[Problem to solve]:
Return each entry word for word. Leave the images out.

Document page image records:
---+---

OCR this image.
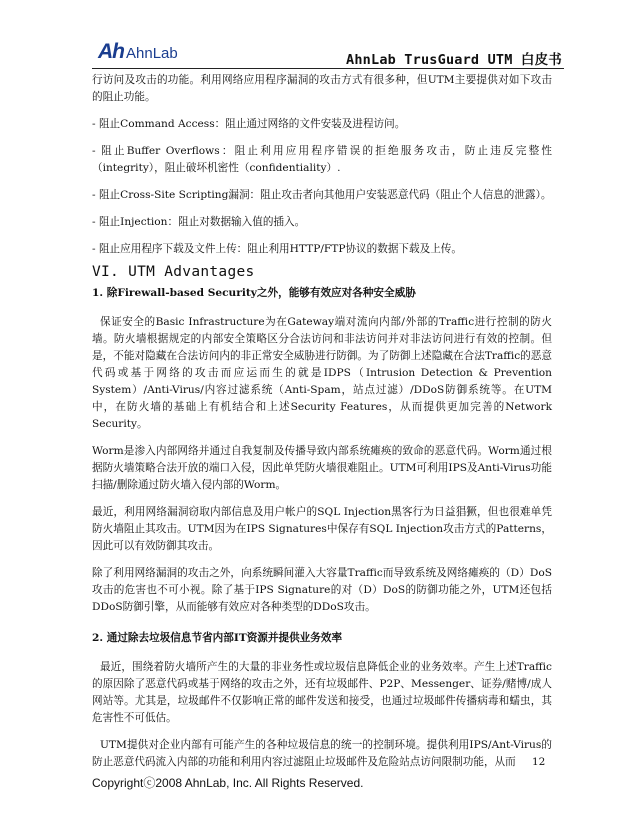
Ah AhnLab	AhnLab TrusGuard UTM 白皮书

行访问及攻击的功能。利用网络应用程序漏洞的攻击方式有很多种，但UTM主要提供对如下攻击的阻止功能。

- 阻止Command Access：阻止通过网络的文件安装及进程访问。

- 阻止Buffer Overflows：阻止利用应用程序错误的拒绝服务攻击，防止违反完整性（integrity），阻止破坏机密性（confidentiality）.

- 阻止Cross-Site Scripting漏洞：阻止攻击者向其他用户安装恶意代码（阻止个人信息的泄露）。

- 阻止Injection：阻止对数据输入值的插入。

- 阻止应用程序下载及文件上传：阻止利用HTTP/FTP协议的数据下载及上传。

VI. UTM Advantages

1. 除Firewall-based Security之外，能够有效应对各种安全威胁

保证安全的Basic Infrastructure为在Gateway端对流向内部/外部的Traffic进行控制的防火墙。防火墙根据规定的内部安全策略区分合法访问和非法访问并对非法访问进行有效的控制。但是，不能对隐藏在合法访问内的非正常安全威胁进行防御。为了防御上述隐藏在合法Traffic的恶意代码或基于网络的攻击而应运而生的就是IDPS（Intrusion Detection & Prevention System）/Anti-Virus/内容过滤系统（Anti-Spam，站点过滤）/DDoS防御系统等。在UTM中，在防火墙的基础上有机结合和上述Security Features，从而提供更加完善的Network Security。

Worm是渗入内部网络并通过自我复制及传播导致内部系统瘫痪的致命的恶意代码。Worm通过根据防火墙策略合法开放的端口入侵，因此单凭防火墙很难阻止。UTM可利用IPS及Anti-Virus功能扫描/删除通过防火墙入侵内部的Worm。

最近，利用网络漏洞窃取内部信息及用户帐户的SQL Injection黑客行为日益猖獗，但也很难单凭防火墙阻止其攻击。UTM因为在IPS Signatures中保存有SQL Injection攻击方式的Patterns，因此可以有效防御其攻击。

除了利用网络漏洞的攻击之外，向系统瞬间灌入大容量Traffic而导致系统及网络瘫痪的（D）DoS攻击的危害也不可小视。除了基于IPS Signature的对（D）DoS的防御功能之外，UTM还包括DDoS防御引擎，从而能够有效应对各种类型的DDoS攻击。

2. 通过除去垃圾信息节省内部IT资源并提供业务效率

最近，围绕着防火墙所产生的大量的非业务性或垃圾信息降低企业的业务效率。产生上述Traffic的原因除了恶意代码或基于网络的攻击之外，还有垃圾邮件、P2P、Messenger、证券/赌博/成人网站等。尤其是，垃圾邮件不仅影响正常的邮件发送和接受，也通过垃圾邮件传播病毒和蠕虫，其危害性不可低估。

UTM提供对企业内部有可能产生的各种垃圾信息的统一的控制环境。提供利用IPS/Ant-Virus的防止恶意代码流入内部的功能和利用内容过滤阻止垃圾邮件及危险站点访问限制功能，从而	12
Copyrightⓒ2008 AhnLab, Inc. All Rights Reserved.
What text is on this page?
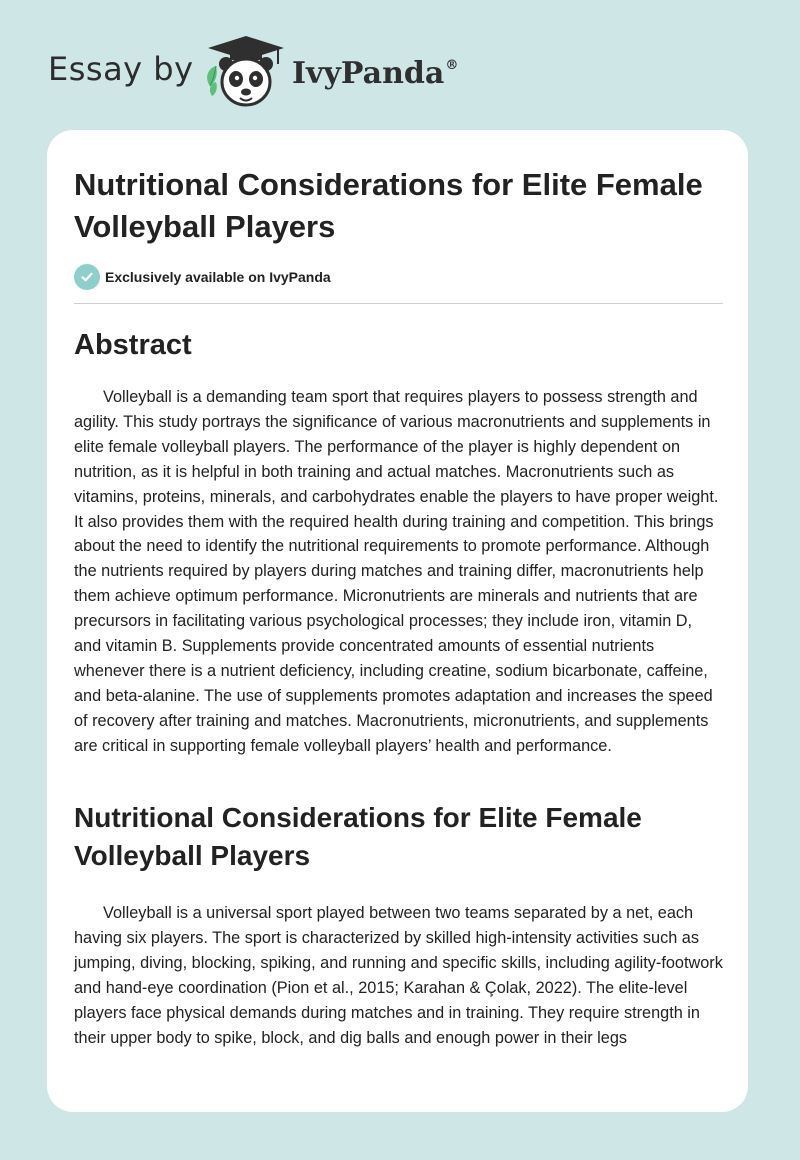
Essay by	IvyPanda®
Nutritional Considerations for Elite Female Volleyball Players
Exclusively available on IvyPanda
Abstract

Volleyball is a demanding team sport that requires players to possess strength and agility. This study portrays the significance of various macronutrients and supplements in elite female volleyball players. The performance of the player is highly dependent on nutrition, as it is helpful in both training and actual matches. Macronutrients such as vitamins, proteins, minerals, and carbohydrates enable the players to have proper weight. It also provides them with the required health during training and competition. This brings about the need to identify the nutritional requirements to promote performance. Although the nutrients required by players during matches and training differ, macronutrients help them achieve optimum performance. Micronutrients are minerals and nutrients that are precursors in facilitating various psychological processes; they include iron, vitamin D, and vitamin B. Supplements provide concentrated amounts of essential nutrients whenever there is a nutrient deficiency, including creatine, sodium bicarbonate, caffeine, and beta-alanine. The use of supplements promotes adaptation and increases the speed of recovery after training and matches. Macronutrients, micronutrients, and supplements are critical in supporting female volleyball players’ health and performance.

Nutritional Considerations for Elite Female Volleyball Players

Volleyball is a universal sport played between two teams separated by a net, each having six players. The sport is characterized by skilled high-intensity activities such as jumping, diving, blocking, spiking, and running and specific skills, including agility-footwork and hand-eye coordination (Pion et al., 2015; Karahan & Çolak, 2022). The elite-level players face physical demands during matches and in training. They require strength in their upper body to spike, block, and dig balls and enough power in their legs
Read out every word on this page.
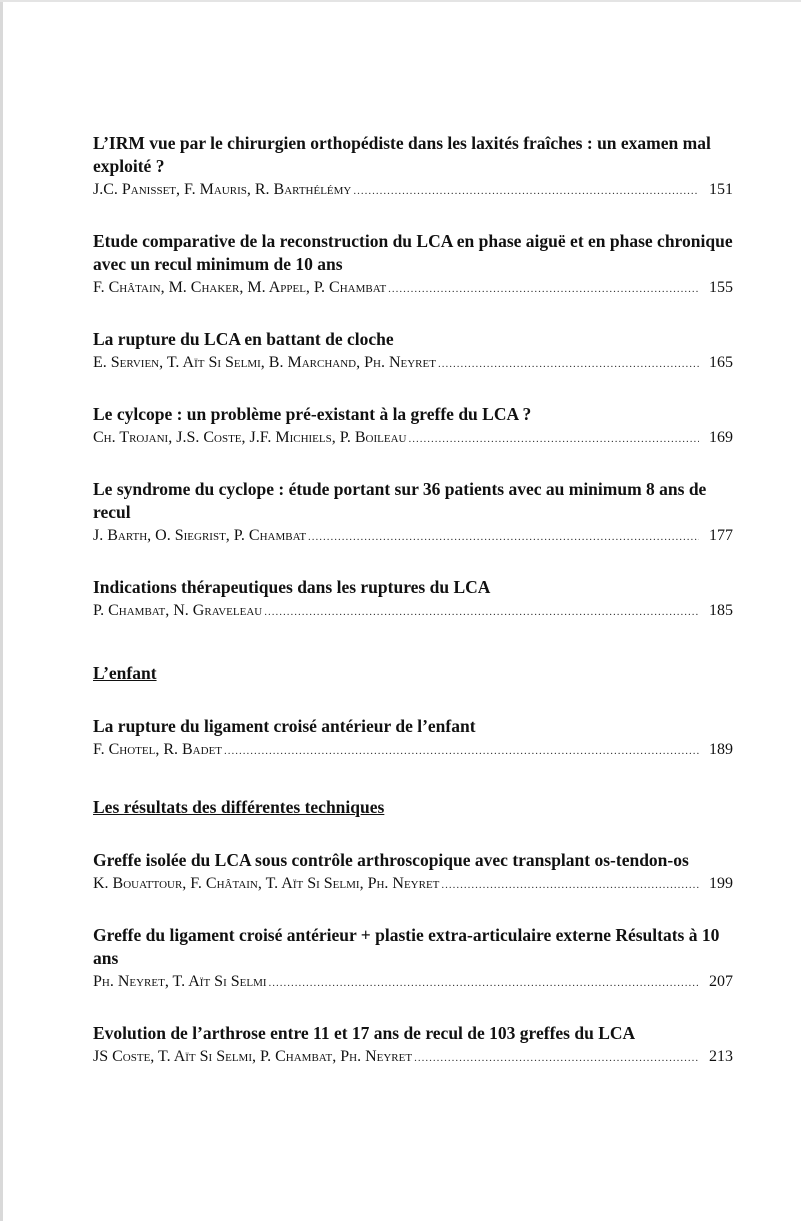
L’IRM vue par le chirurgien orthopédiste dans les laxités fraîches : un examen mal exploité ?
J.C. Panisset, F. Mauris, R. Barthélémy .....	151
Etude comparative de la reconstruction du LCA en phase aiguë et en phase chronique avec un recul minimum de 10 ans
F. Châtain, M. Chaker, M. Appel, P. Chambat .....	155
La rupture du LCA en battant de cloche
E. Servien, T. Aït Si Selmi, B. Marchand, Ph. Neyret .....	165
Le cylcope : un problème pré-existant à la greffe du LCA ?
Ch. Trojani, J.S. Coste, J.F. Michiels, P. Boileau .....	169
Le syndrome du cyclope : étude portant sur 36 patients avec au minimum 8 ans de recul
J. Barth, O. Siegrist, P. Chambat .....	177
Indications thérapeutiques dans les ruptures du LCA
P. Chambat, N. Graveleau .....	185
L’enfant
La rupture du ligament croisé antérieur de l’enfant
F. Chotel, R. Badet .....	189
Les résultats des différentes techniques
Greffe isolée du LCA sous contrôle arthroscopique avec transplant os-tendon-os
K. Bouattour, F. Châtain, T. Aït Si Selmi, Ph. Neyret .....	199
Greffe du ligament croisé antérieur + plastie extra-articulaire externe Résultats à 10 ans
Ph. Neyret, T. Aït Si Selmi .....	207
Evolution de l’arthrose entre 11 et 17 ans de recul de 103 greffes du LCA
JS Coste, T. Aït Si Selmi, P. Chambat, Ph. Neyret .....	213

---+---

[Solution to the exercise]:
OCR this image.
Ah AhnLab	AhnLab TrusGuard UTM 白皮书

行访问及攻击的功能。利用网络应用程序漏洞的攻击方式有很多种，但UTM主要提供对如下攻击的阻止功能。

- 阻止Command Access：阻止通过网络的文件安装及进程访问。

- 阻止Buffer Overflows：阻止利用应用程序错误的拒绝服务攻击，防止违反完整性（integrity），阻止破坏机密性（confidentiality）.

- 阻止Cross-Site Scripting漏洞：阻止攻击者向其他用户安装恶意代码（阻止个人信息的泄露）。

- 阻止Injection：阻止对数据输入值的插入。

- 阻止应用程序下载及文件上传：阻止利用HTTP/FTP协议的数据下载及上传。

VI. UTM Advantages

1. 除Firewall-based Security之外，能够有效应对各种安全威胁

保证安全的Basic Infrastructure为在Gateway端对流向内部/外部的Traffic进行控制的防火墙。防火墙根据规定的内部安全策略区分合法访问和非法访问并对非法访问进行有效的控制。但是，不能对隐藏在合法访问内的非正常安全威胁进行防御。为了防御上述隐藏在合法Traffic的恶意代码或基于网络的攻击而应运而生的就是IDPS（Intrusion Detection & Prevention System）/Anti-Virus/内容过滤系统（Anti-Spam，站点过滤）/DDoS防御系统等。在UTM中，在防火墙的基础上有机结合和上述Security Features，从而提供更加完善的Network Security。

Worm是渗入内部网络并通过自我复制及传播导致内部系统瘫痪的致命的恶意代码。Worm通过根据防火墙策略合法开放的端口入侵，因此单凭防火墙很难阻止。UTM可利用IPS及Anti-Virus功能扫描/删除通过防火墙入侵内部的Worm。

最近，利用网络漏洞窃取内部信息及用户帐户的SQL Injection黑客行为日益猖獗，但也很难单凭防火墙阻止其攻击。UTM因为在IPS Signatures中保存有SQL Injection攻击方式的Patterns，因此可以有效防御其攻击。

除了利用网络漏洞的攻击之外，向系统瞬间灌入大容量Traffic而导致系统及网络瘫痪的（D）DoS攻击的危害也不可小视。除了基于IPS Signature的对（D）DoS的防御功能之外，UTM还包括DDoS防御引擎，从而能够有效应对各种类型的DDoS攻击。

2. 通过除去垃圾信息节省内部IT资源并提供业务效率

最近，围绕着防火墙所产生的大量的非业务性或垃圾信息降低企业的业务效率。产生上述Traffic的原因除了恶意代码或基于网络的攻击之外，还有垃圾邮件、P2P、Messenger、证券/赌博/成人网站等。尤其是，垃圾邮件不仅影响正常的邮件发送和接受，也通过垃圾邮件传播病毒和蠕虫，其危害性不可低估。

UTM提供对企业内部有可能产生的各种垃圾信息的统一的控制环境。提供利用IPS/Ant-Virus的防止恶意代码流入内部的功能和利用内容过滤阻止垃圾邮件及危险站点访问限制功能，从而	12
Copyrightⓒ2008 AhnLab, Inc. All Rights Reserved.
What text is on this page?
Essay by	IvyPanda®
Nutritional Considerations for Elite Female Volleyball Players
Exclusively available on IvyPanda
Abstract

Volleyball is a demanding team sport that requires players to possess strength and agility. This study portrays the significance of various macronutrients and supplements in elite female volleyball players. The performance of the player is highly dependent on nutrition, as it is helpful in both training and actual matches. Macronutrients such as vitamins, proteins, minerals, and carbohydrates enable the players to have proper weight. It also provides them with the required health during training and competition. This brings about the need to identify the nutritional requirements to promote performance. Although the nutrients required by players during matches and training differ, macronutrients help them achieve optimum performance. Micronutrients are minerals and nutrients that are precursors in facilitating various psychological processes; they include iron, vitamin D, and vitamin B. Supplements provide concentrated amounts of essential nutrients whenever there is a nutrient deficiency, including creatine, sodium bicarbonate, caffeine, and beta-alanine. The use of supplements promotes adaptation and increases the speed of recovery after training and matches. Macronutrients, micronutrients, and supplements are critical in supporting female volleyball players’ health and performance.

Nutritional Considerations for Elite Female Volleyball Players

Volleyball is a universal sport played between two teams separated by a net, each having six players. The sport is characterized by skilled high-intensity activities such as jumping, diving, blocking, spiking, and running and specific skills, including agility-footwork and hand-eye coordination (Pion et al., 2015; Karahan & Çolak, 2022). The elite-level players face physical demands during matches and in training. They require strength in their upper body to spike, block, and dig balls and enough power in their legs
Read out every word on this page.
L’IRM vue par le chirurgien orthopédiste dans les laxités fraîches : un examen mal exploité ?
J.C. Panisset, F. Mauris, R. Barthélémy .....	151
Etude comparative de la reconstruction du LCA en phase aiguë et en phase chronique avec un recul minimum de 10 ans
F. Châtain, M. Chaker, M. Appel, P. Chambat .....	155
La rupture du LCA en battant de cloche
E. Servien, T. Aït Si Selmi, B. Marchand, Ph. Neyret .....	165
Le cylcope : un problème pré-existant à la greffe du LCA ?
Ch. Trojani, J.S. Coste, J.F. Michiels, P. Boileau .....	169
Le syndrome du cyclope : étude portant sur 36 patients avec au minimum 8 ans de recul
J. Barth, O. Siegrist, P. Chambat .....	177
Indications thérapeutiques dans les ruptures du LCA
P. Chambat, N. Graveleau .....	185
L’enfant
La rupture du ligament croisé antérieur de l’enfant
F. Chotel, R. Badet .....	189
Les résultats des différentes techniques
Greffe isolée du LCA sous contrôle arthroscopique avec transplant os-tendon-os
K. Bouattour, F. Châtain, T. Aït Si Selmi, Ph. Neyret .....	199
Greffe du ligament croisé antérieur + plastie extra-articulaire externe Résultats à 10 ans
Ph. Neyret, T. Aït Si Selmi .....	207
Evolution de l’arthrose entre 11 et 17 ans de recul de 103 greffes du LCA
JS Coste, T. Aït Si Selmi, P. Chambat, Ph. Neyret .....	213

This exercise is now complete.